◆ **Problem details**: Where a line holds "filtrada", copy it.

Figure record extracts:
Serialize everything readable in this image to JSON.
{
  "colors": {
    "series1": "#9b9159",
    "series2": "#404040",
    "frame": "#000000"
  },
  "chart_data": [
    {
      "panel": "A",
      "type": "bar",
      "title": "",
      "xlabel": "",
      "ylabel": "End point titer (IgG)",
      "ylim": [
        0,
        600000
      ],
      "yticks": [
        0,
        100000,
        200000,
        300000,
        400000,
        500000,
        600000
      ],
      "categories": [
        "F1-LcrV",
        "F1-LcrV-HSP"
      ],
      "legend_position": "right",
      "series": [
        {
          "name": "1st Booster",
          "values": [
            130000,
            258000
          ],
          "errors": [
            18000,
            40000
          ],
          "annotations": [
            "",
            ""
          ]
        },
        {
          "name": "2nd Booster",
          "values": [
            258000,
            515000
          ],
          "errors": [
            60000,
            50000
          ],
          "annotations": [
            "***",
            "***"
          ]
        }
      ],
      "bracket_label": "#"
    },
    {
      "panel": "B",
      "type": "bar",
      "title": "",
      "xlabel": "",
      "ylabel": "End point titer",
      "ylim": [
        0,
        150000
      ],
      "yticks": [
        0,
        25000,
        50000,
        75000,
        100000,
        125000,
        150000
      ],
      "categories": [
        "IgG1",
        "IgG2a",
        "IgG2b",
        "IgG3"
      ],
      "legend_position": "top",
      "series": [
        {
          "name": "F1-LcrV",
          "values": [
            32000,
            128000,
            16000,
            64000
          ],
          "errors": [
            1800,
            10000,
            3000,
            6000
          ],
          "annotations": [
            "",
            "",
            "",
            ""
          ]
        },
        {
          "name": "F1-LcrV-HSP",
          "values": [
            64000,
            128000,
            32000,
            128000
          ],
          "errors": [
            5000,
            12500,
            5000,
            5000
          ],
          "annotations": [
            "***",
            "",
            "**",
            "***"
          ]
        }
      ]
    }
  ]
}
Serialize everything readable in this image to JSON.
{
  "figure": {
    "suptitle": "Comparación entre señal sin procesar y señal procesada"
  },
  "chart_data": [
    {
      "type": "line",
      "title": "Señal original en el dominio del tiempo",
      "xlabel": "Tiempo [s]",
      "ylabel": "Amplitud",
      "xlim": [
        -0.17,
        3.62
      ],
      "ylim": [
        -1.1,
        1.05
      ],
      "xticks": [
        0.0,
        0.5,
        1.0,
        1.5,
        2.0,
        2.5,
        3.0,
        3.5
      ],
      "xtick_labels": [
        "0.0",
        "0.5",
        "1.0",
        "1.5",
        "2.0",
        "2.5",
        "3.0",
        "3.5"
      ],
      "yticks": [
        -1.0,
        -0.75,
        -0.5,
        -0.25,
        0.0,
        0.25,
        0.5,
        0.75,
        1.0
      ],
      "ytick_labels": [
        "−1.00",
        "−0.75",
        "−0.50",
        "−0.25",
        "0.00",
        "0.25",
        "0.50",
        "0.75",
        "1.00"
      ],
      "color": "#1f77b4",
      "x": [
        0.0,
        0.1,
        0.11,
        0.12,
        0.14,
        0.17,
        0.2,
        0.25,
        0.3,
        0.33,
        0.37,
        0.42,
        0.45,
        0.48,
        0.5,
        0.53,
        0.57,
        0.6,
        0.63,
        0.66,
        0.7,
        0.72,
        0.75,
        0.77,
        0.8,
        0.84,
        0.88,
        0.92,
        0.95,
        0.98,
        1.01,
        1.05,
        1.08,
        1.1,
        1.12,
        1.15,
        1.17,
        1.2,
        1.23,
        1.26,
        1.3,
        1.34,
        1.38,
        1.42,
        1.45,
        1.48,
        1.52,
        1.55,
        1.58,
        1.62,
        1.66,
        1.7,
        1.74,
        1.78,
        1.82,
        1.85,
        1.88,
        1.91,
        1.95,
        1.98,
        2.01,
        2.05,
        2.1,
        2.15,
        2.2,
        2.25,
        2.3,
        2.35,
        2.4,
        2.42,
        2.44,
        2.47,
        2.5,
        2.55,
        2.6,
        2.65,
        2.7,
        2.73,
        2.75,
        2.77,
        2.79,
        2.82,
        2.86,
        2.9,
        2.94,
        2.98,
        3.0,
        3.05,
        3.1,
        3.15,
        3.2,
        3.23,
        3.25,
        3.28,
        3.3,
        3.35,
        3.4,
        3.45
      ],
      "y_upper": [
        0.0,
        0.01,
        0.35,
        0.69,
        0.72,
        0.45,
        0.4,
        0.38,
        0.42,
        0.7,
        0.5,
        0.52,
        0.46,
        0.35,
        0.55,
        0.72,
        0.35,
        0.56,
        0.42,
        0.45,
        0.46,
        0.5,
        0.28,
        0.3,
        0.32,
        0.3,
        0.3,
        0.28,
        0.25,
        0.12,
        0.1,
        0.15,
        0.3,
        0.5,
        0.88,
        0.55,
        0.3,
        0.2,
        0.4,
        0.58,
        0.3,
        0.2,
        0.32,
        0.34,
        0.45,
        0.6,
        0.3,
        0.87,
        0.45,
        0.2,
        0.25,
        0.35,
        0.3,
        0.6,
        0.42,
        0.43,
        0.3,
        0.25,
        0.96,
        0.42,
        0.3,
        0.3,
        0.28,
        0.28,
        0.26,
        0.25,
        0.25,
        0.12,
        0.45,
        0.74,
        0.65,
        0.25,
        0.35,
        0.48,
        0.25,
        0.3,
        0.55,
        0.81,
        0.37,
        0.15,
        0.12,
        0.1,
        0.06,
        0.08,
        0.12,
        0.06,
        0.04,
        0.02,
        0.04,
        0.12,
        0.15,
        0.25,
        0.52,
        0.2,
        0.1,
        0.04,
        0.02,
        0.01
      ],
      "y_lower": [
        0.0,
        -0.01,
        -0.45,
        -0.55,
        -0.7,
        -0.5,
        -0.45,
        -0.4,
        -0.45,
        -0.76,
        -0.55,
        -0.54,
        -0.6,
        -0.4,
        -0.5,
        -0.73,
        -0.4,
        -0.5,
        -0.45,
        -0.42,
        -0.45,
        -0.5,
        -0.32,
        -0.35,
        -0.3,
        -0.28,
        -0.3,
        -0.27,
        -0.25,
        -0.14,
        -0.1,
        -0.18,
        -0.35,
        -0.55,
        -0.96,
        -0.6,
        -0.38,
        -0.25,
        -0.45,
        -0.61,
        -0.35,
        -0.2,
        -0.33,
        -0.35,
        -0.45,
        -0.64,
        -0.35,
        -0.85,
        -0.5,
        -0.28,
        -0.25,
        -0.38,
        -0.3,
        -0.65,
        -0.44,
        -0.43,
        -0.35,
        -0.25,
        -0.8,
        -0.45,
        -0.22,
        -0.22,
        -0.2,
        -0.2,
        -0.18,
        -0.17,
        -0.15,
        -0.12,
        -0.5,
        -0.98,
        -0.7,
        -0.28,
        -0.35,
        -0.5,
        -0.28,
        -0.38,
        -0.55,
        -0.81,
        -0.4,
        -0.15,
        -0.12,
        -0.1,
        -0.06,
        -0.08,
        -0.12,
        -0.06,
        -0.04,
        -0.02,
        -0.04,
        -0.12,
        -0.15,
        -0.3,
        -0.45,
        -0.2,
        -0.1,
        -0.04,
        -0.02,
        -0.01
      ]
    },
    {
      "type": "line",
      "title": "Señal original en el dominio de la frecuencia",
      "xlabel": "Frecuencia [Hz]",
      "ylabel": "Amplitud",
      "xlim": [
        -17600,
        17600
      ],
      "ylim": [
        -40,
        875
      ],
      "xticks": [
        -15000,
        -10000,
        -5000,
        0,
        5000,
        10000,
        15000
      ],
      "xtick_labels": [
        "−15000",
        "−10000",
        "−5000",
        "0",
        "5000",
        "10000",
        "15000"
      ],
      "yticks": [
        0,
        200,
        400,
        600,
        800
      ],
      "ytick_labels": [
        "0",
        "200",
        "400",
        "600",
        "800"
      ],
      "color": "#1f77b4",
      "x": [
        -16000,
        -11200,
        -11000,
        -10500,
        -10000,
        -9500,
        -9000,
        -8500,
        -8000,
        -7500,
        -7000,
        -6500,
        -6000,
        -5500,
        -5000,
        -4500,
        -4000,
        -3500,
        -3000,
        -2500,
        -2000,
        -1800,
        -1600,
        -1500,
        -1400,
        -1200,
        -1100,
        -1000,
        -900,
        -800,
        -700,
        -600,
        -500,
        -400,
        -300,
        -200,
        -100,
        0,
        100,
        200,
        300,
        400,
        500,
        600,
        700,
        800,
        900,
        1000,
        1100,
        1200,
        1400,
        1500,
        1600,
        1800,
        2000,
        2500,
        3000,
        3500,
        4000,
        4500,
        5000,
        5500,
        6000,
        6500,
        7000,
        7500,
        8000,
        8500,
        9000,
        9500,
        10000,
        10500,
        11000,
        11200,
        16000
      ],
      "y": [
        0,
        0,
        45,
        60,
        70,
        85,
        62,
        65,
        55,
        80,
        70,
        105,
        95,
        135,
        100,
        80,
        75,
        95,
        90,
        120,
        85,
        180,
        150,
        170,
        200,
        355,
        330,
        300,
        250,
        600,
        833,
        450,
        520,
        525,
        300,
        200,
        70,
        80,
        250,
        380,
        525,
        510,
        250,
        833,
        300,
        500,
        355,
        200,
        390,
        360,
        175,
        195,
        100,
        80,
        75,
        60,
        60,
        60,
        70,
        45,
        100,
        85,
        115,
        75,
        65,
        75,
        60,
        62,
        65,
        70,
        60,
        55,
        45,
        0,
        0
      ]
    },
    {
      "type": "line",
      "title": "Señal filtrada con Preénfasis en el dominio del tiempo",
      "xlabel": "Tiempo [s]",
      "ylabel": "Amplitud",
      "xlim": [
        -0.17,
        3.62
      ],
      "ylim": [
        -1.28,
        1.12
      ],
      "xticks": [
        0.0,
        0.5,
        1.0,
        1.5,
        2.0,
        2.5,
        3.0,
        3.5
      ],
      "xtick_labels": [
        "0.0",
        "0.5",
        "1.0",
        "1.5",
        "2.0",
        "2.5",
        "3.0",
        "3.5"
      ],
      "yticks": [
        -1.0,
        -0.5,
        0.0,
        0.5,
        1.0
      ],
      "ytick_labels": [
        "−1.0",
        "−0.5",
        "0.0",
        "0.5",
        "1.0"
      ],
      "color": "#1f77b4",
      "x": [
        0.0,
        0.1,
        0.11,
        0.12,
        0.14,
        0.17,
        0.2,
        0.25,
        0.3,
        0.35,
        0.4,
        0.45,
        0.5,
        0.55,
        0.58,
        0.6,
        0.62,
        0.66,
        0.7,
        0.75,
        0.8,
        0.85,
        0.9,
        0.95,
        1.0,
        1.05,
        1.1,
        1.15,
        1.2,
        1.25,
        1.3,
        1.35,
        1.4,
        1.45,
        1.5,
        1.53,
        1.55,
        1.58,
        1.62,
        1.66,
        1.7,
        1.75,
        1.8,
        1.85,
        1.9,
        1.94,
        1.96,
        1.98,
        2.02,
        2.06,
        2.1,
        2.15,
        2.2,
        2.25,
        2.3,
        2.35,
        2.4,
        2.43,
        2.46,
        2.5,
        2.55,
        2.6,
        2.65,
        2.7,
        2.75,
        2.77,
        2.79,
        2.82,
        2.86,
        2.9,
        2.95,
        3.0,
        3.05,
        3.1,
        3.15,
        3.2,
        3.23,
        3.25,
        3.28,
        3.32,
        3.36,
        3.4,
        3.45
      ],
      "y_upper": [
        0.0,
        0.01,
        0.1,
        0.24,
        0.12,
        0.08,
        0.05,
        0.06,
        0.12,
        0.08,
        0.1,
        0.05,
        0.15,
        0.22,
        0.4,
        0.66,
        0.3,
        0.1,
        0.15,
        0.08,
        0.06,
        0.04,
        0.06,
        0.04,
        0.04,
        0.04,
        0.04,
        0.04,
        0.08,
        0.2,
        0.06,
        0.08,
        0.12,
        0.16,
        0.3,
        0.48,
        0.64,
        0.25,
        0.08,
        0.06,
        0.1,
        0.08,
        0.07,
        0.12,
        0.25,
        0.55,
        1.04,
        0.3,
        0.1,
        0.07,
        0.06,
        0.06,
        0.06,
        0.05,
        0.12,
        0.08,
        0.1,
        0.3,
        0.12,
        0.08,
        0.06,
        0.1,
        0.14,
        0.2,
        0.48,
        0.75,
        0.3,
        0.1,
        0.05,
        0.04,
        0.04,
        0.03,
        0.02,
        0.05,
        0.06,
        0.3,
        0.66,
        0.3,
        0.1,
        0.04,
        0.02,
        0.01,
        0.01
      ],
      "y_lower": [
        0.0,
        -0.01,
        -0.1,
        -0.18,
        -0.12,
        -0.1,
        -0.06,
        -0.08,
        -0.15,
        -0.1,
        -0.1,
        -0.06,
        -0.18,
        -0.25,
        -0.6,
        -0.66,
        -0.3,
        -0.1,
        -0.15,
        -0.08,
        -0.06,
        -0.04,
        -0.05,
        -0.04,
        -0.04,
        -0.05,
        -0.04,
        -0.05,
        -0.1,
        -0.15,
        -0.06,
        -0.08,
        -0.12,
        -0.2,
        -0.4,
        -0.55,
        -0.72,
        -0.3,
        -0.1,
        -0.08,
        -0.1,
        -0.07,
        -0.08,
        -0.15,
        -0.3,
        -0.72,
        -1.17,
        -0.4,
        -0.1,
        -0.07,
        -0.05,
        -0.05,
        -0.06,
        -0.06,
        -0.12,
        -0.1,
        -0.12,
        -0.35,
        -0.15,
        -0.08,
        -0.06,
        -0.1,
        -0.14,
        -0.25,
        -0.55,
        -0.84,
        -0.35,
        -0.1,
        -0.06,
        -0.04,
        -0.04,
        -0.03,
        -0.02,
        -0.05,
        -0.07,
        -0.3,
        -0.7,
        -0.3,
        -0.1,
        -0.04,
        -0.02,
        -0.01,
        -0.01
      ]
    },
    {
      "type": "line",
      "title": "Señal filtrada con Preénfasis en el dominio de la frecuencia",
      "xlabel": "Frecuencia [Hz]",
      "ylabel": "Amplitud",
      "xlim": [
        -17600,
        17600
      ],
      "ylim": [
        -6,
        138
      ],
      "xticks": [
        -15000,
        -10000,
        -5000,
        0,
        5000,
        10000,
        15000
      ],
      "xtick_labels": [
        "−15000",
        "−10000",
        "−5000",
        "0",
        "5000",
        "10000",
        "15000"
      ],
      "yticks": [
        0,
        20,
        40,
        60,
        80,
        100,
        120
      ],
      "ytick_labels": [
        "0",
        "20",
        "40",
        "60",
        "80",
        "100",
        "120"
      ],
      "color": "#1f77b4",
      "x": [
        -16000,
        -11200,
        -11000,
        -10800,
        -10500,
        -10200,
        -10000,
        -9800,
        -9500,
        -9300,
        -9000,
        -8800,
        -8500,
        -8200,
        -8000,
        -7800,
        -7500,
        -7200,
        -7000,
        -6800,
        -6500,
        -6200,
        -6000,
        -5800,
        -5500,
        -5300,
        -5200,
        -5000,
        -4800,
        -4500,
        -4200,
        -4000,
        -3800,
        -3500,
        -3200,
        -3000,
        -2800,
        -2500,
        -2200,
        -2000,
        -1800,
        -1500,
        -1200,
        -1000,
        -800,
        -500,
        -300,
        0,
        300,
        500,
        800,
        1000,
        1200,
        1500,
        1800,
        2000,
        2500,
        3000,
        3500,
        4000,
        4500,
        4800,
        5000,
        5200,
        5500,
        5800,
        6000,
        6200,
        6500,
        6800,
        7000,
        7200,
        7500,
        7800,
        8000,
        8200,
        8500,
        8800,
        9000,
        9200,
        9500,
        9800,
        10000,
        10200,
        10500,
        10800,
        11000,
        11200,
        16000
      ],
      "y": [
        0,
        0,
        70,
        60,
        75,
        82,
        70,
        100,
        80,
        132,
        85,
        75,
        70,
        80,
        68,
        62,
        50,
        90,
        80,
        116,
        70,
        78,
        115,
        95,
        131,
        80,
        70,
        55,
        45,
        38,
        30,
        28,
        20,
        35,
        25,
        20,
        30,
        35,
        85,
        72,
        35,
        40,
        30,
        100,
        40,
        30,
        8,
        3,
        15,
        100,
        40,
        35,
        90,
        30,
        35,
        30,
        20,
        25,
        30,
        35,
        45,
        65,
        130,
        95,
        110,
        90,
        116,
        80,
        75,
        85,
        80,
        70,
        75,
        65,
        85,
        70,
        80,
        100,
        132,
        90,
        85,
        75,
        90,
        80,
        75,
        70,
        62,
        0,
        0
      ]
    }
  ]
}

◆ **Solved exercise**:
      "title": "Señal filtrada con Preénfasis en el dominio del tiempo",
      "title": "Señal filtrada con Preénfasis en el dominio de la frecuencia",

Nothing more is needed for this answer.